(Extracted data entries)
==================================================
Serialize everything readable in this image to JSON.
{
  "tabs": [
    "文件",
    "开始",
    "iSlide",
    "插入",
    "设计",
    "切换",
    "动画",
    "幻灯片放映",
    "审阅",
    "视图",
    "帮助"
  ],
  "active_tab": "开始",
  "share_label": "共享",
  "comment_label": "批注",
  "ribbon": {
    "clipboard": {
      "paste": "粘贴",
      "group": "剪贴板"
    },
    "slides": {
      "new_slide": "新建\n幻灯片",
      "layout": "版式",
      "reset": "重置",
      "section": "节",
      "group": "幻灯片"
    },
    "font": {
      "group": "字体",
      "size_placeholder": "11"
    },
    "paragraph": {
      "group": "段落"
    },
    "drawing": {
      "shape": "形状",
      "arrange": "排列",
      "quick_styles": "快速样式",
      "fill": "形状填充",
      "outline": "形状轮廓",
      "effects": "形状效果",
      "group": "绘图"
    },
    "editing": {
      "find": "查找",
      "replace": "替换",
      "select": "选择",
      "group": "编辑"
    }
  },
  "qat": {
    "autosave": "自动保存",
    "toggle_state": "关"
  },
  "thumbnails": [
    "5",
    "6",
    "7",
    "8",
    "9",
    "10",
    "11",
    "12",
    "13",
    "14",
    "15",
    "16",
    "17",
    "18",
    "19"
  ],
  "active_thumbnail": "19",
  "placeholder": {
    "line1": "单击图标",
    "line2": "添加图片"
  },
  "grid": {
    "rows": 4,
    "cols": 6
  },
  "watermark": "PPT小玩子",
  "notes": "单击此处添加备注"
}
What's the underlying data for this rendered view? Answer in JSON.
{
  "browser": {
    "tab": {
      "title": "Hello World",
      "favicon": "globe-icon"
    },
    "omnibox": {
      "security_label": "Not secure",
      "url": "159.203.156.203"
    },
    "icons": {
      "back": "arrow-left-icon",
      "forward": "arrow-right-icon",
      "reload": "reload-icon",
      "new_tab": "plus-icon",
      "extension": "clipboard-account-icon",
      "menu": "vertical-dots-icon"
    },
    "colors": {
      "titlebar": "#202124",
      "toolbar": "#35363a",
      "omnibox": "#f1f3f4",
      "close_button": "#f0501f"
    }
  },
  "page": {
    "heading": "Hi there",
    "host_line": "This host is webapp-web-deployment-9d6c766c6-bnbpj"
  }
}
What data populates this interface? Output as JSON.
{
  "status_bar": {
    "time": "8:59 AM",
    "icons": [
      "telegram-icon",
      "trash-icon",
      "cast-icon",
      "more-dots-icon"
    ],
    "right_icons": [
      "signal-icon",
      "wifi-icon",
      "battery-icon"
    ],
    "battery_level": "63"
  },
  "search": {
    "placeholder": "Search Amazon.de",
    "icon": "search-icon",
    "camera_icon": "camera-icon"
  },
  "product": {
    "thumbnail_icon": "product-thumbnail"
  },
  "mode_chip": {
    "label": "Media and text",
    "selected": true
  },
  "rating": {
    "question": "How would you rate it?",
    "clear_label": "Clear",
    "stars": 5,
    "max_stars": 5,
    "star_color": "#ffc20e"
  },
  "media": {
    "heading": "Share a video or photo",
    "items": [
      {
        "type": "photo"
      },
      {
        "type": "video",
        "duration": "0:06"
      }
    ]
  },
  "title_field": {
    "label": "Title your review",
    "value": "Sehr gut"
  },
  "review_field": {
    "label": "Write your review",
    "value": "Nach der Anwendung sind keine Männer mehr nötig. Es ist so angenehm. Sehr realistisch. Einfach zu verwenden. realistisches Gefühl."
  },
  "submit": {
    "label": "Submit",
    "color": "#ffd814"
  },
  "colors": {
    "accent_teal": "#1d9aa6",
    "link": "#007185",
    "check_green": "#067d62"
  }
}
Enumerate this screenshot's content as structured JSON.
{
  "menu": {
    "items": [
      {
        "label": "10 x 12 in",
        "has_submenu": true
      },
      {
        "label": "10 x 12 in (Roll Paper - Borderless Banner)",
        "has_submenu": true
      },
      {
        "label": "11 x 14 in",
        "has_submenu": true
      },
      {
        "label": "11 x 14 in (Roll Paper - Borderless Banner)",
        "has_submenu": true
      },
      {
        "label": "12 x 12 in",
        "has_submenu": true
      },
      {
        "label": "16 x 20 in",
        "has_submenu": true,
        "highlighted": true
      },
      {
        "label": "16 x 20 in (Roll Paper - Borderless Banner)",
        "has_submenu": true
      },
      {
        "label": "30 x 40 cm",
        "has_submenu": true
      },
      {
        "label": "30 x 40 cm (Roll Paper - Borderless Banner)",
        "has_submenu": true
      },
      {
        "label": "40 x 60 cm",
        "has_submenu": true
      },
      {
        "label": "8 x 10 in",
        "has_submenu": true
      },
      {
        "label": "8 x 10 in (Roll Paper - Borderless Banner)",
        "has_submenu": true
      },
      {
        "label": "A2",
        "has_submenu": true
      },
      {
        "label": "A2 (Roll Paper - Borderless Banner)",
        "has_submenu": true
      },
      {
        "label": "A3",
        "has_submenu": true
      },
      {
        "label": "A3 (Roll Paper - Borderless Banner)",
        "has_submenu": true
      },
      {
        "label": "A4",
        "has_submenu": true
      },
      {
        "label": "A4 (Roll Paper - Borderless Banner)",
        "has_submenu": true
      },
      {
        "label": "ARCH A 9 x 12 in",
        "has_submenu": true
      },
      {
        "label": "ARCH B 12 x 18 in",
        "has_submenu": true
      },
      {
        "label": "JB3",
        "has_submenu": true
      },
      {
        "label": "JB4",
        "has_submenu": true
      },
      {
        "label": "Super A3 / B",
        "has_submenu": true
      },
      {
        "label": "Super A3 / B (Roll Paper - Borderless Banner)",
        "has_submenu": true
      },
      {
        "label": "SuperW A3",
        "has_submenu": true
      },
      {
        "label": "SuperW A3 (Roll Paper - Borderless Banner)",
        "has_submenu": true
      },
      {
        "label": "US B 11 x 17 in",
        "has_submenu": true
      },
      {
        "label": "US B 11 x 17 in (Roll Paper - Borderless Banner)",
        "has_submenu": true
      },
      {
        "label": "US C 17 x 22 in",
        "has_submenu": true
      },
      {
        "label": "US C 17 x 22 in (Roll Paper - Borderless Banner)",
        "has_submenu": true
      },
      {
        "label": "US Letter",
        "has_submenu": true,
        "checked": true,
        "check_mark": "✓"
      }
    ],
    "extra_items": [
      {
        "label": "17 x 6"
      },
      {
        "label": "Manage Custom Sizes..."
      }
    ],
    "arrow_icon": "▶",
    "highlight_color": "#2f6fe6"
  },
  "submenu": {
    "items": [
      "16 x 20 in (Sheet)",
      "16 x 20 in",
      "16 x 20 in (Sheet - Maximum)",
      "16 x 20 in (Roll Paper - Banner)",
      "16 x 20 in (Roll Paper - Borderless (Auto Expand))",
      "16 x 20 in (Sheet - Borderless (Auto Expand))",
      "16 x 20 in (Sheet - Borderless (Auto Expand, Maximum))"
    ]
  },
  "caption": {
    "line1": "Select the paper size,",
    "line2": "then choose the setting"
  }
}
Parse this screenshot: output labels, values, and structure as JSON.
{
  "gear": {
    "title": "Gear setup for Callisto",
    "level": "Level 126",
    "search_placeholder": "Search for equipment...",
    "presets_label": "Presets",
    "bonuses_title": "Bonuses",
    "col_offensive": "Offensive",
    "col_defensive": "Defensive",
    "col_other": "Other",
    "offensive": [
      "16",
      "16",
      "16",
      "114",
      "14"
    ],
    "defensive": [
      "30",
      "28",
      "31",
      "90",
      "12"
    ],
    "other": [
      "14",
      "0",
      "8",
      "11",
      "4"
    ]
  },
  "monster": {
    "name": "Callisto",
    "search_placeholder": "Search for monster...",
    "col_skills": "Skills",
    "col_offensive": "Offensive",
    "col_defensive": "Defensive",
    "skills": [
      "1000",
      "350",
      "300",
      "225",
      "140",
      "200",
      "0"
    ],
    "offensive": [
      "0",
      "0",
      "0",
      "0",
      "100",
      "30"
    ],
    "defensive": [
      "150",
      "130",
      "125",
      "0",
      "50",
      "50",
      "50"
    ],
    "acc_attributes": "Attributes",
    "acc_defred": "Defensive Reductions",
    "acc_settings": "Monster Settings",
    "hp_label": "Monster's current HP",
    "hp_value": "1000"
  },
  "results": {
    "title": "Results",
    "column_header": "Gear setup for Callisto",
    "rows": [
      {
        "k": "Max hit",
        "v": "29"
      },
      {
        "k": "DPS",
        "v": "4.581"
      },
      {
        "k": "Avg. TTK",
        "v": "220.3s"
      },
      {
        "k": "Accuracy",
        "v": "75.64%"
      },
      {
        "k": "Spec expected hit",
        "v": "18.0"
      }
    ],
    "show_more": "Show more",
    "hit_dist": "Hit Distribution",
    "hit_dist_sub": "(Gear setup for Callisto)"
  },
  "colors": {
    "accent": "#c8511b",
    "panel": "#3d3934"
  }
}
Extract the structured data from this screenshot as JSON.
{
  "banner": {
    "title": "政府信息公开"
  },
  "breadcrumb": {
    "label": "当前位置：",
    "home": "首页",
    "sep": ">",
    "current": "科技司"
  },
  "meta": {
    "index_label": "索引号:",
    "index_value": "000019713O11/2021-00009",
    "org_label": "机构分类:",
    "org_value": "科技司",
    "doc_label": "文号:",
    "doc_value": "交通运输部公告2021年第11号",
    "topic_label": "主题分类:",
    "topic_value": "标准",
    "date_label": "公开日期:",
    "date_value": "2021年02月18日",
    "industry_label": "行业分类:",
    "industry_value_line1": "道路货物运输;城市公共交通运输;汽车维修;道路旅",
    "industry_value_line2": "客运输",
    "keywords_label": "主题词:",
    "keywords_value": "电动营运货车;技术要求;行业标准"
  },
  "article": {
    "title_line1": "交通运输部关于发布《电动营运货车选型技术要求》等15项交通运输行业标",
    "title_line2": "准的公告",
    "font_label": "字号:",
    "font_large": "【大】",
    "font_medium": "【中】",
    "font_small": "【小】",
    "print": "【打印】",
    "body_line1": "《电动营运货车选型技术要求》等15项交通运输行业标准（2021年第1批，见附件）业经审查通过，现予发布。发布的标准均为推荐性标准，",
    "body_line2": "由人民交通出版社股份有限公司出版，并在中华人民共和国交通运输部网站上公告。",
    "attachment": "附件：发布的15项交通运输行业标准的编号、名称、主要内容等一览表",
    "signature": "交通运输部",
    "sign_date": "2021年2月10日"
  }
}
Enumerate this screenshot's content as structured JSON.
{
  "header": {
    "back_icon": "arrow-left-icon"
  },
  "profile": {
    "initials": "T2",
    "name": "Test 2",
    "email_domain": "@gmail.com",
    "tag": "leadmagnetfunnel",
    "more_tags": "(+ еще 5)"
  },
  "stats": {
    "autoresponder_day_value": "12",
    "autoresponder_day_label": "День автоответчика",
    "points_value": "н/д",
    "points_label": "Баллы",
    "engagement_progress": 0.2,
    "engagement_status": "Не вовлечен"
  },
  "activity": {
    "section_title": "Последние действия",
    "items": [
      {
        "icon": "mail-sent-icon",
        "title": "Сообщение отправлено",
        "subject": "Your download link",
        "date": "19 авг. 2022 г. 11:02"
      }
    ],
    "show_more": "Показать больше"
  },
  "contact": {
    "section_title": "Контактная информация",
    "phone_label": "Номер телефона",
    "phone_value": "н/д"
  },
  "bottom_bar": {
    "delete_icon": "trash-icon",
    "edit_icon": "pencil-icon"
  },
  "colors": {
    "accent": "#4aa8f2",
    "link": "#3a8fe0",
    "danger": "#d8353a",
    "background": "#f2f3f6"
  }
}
==================================================
● What the task requires: Collect every line from the records above that contains the word "电动营运货车选型技术要求".

● Task result:
    "title_line1": "交通运输部关于发布《电动营运货车选型技术要求》等15项交通运输行业标",
    "body_line1": "《电动营运货车选型技术要求》等15项交通运输行业标准（2021年第1批，见附件）业经审查通过，现予发布。发布的标准均为推荐性标准，",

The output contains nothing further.